» **DESCRIPTION OF THE TASK**: Could you transcribe every record below exactly as written, leaving out any pictures?

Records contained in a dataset
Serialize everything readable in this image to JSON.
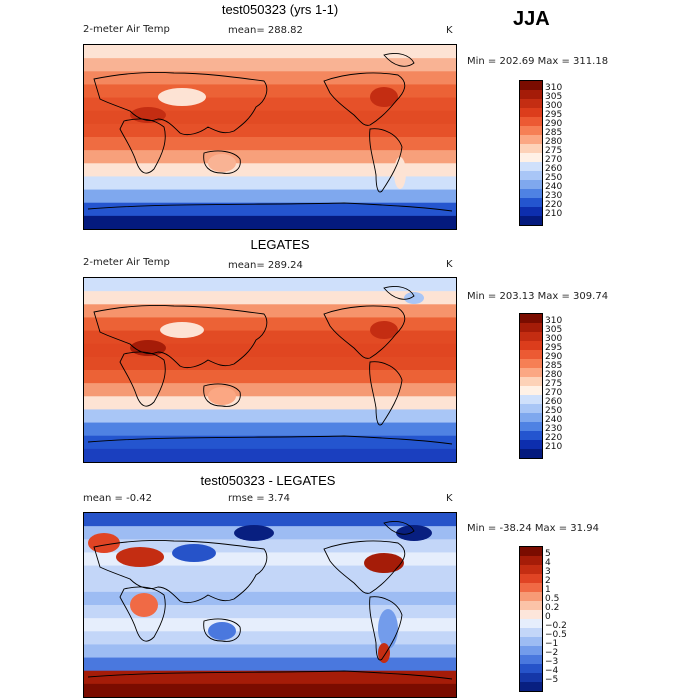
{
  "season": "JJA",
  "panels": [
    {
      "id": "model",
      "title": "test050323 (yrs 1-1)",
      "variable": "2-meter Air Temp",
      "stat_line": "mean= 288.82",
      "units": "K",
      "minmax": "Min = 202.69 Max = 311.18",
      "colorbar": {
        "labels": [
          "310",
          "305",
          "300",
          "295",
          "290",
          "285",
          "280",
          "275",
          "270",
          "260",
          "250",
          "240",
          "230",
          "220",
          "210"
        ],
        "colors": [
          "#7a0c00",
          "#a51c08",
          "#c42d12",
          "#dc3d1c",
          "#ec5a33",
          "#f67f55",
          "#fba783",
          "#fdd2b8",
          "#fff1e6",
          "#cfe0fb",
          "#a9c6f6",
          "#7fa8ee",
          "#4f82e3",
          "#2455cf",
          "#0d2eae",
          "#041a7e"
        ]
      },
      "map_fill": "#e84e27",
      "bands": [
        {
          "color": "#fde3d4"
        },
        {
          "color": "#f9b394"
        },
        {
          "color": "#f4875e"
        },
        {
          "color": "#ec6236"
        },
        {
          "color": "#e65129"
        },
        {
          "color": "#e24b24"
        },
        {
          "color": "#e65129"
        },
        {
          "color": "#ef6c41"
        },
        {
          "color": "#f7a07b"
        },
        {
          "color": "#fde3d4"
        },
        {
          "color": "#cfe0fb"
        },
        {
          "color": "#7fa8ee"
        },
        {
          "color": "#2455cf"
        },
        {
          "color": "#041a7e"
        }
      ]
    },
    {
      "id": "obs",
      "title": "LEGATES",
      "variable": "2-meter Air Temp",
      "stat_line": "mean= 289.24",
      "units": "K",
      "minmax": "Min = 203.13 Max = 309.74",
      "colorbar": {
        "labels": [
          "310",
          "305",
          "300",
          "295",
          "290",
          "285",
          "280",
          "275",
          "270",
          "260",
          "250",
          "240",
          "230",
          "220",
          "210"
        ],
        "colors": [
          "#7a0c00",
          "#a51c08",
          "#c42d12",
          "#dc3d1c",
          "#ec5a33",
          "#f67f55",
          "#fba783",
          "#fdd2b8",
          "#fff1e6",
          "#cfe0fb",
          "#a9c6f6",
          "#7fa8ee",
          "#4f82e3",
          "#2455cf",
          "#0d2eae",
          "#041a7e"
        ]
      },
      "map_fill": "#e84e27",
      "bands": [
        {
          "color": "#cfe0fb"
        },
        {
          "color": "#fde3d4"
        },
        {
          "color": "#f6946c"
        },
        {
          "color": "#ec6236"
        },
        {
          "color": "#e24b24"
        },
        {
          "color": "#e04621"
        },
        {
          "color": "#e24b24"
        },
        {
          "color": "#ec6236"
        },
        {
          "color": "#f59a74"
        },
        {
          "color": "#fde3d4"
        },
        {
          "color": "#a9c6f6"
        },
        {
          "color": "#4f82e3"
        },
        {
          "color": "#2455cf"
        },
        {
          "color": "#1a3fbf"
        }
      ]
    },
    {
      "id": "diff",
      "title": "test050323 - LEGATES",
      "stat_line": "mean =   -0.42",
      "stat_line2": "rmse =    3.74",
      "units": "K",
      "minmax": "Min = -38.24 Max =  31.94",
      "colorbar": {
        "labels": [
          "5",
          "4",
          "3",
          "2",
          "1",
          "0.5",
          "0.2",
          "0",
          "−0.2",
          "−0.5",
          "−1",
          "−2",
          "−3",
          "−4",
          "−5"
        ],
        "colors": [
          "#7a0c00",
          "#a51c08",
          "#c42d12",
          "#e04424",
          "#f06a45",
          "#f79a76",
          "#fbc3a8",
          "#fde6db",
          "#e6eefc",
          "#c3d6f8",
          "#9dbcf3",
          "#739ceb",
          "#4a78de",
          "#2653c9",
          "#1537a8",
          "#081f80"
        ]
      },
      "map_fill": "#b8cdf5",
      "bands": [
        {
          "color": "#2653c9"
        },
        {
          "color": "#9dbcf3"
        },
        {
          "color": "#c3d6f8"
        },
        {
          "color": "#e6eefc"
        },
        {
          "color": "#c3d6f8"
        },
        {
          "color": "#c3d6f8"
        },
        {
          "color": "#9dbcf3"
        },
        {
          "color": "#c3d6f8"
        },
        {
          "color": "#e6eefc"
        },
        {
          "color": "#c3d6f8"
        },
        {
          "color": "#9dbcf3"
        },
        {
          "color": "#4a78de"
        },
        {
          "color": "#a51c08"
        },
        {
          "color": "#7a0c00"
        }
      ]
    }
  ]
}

» **RESPONSE TO THIS EXERCISE**:
Serialize everything readable in this image to JSON.
{
  "season": "JJA",
  "panels": [
    {
      "id": "model",
      "title": "test050323 (yrs 1-1)",
      "variable": "2-meter Air Temp",
      "stat_line": "mean= 288.82",
      "units": "K",
      "minmax": "Min = 202.69 Max = 311.18",
      "colorbar": {
        "labels": [
          "310",
          "305",
          "300",
          "295",
          "290",
          "285",
          "280",
          "275",
          "270",
          "260",
          "250",
          "240",
          "230",
          "220",
          "210"
        ],
        "colors": [
          "#7a0c00",
          "#a51c08",
          "#c42d12",
          "#dc3d1c",
          "#ec5a33",
          "#f67f55",
          "#fba783",
          "#fdd2b8",
          "#fff1e6",
          "#cfe0fb",
          "#a9c6f6",
          "#7fa8ee",
          "#4f82e3",
          "#2455cf",
          "#0d2eae",
          "#041a7e"
        ]
      },
      "map_fill": "#e84e27",
      "bands": [
        {
          "color": "#fde3d4"
        },
        {
          "color": "#f9b394"
        },
        {
          "color": "#f4875e"
        },
        {
          "color": "#ec6236"
        },
        {
          "color": "#e65129"
        },
        {
          "color": "#e24b24"
        },
        {
          "color": "#e65129"
        },
        {
          "color": "#ef6c41"
        },
        {
          "color": "#f7a07b"
        },
        {
          "color": "#fde3d4"
        },
        {
          "color": "#cfe0fb"
        },
        {
          "color": "#7fa8ee"
        },
        {
          "color": "#2455cf"
        },
        {
          "color": "#041a7e"
        }
      ]
    },
    {
      "id": "obs",
      "title": "LEGATES",
      "variable": "2-meter Air Temp",
      "stat_line": "mean= 289.24",
      "units": "K",
      "minmax": "Min = 203.13 Max = 309.74",
      "colorbar": {
        "labels": [
          "310",
          "305",
          "300",
          "295",
          "290",
          "285",
          "280",
          "275",
          "270",
          "260",
          "250",
          "240",
          "230",
          "220",
          "210"
        ],
        "colors": [
          "#7a0c00",
          "#a51c08",
          "#c42d12",
          "#dc3d1c",
          "#ec5a33",
          "#f67f55",
          "#fba783",
          "#fdd2b8",
          "#fff1e6",
          "#cfe0fb",
          "#a9c6f6",
          "#7fa8ee",
          "#4f82e3",
          "#2455cf",
          "#0d2eae",
          "#041a7e"
        ]
      },
      "map_fill": "#e84e27",
      "bands": [
        {
          "color": "#cfe0fb"
        },
        {
          "color": "#fde3d4"
        },
        {
          "color": "#f6946c"
        },
        {
          "color": "#ec6236"
        },
        {
          "color": "#e24b24"
        },
        {
          "color": "#e04621"
        },
        {
          "color": "#e24b24"
        },
        {
          "color": "#ec6236"
        },
        {
          "color": "#f59a74"
        },
        {
          "color": "#fde3d4"
        },
        {
          "color": "#a9c6f6"
        },
        {
          "color": "#4f82e3"
        },
        {
          "color": "#2455cf"
        },
        {
          "color": "#1a3fbf"
        }
      ]
    },
    {
      "id": "diff",
      "title": "test050323 - LEGATES",
      "stat_line": "mean =   -0.42",
      "stat_line2": "rmse =    3.74",
      "units": "K",
      "minmax": "Min = -38.24 Max =  31.94",
      "colorbar": {
        "labels": [
          "5",
          "4",
          "3",
          "2",
          "1",
          "0.5",
          "0.2",
          "0",
          "−0.2",
          "−0.5",
          "−1",
          "−2",
          "−3",
          "−4",
          "−5"
        ],
        "colors": [
          "#7a0c00",
          "#a51c08",
          "#c42d12",
          "#e04424",
          "#f06a45",
          "#f79a76",
          "#fbc3a8",
          "#fde6db",
          "#e6eefc",
          "#c3d6f8",
          "#9dbcf3",
          "#739ceb",
          "#4a78de",
          "#2653c9",
          "#1537a8",
          "#081f80"
        ]
      },
      "map_fill": "#b8cdf5",
      "bands": [
        {
          "color": "#2653c9"
        },
        {
          "color": "#9dbcf3"
        },
        {
          "color": "#c3d6f8"
        },
        {
          "color": "#e6eefc"
        },
        {
          "color": "#c3d6f8"
        },
        {
          "color": "#c3d6f8"
        },
        {
          "color": "#9dbcf3"
        },
        {
          "color": "#c3d6f8"
        },
        {
          "color": "#e6eefc"
        },
        {
          "color": "#c3d6f8"
        },
        {
          "color": "#9dbcf3"
        },
        {
          "color": "#4a78de"
        },
        {
          "color": "#a51c08"
        },
        {
          "color": "#7a0c00"
        }
      ]
    }
  ]
}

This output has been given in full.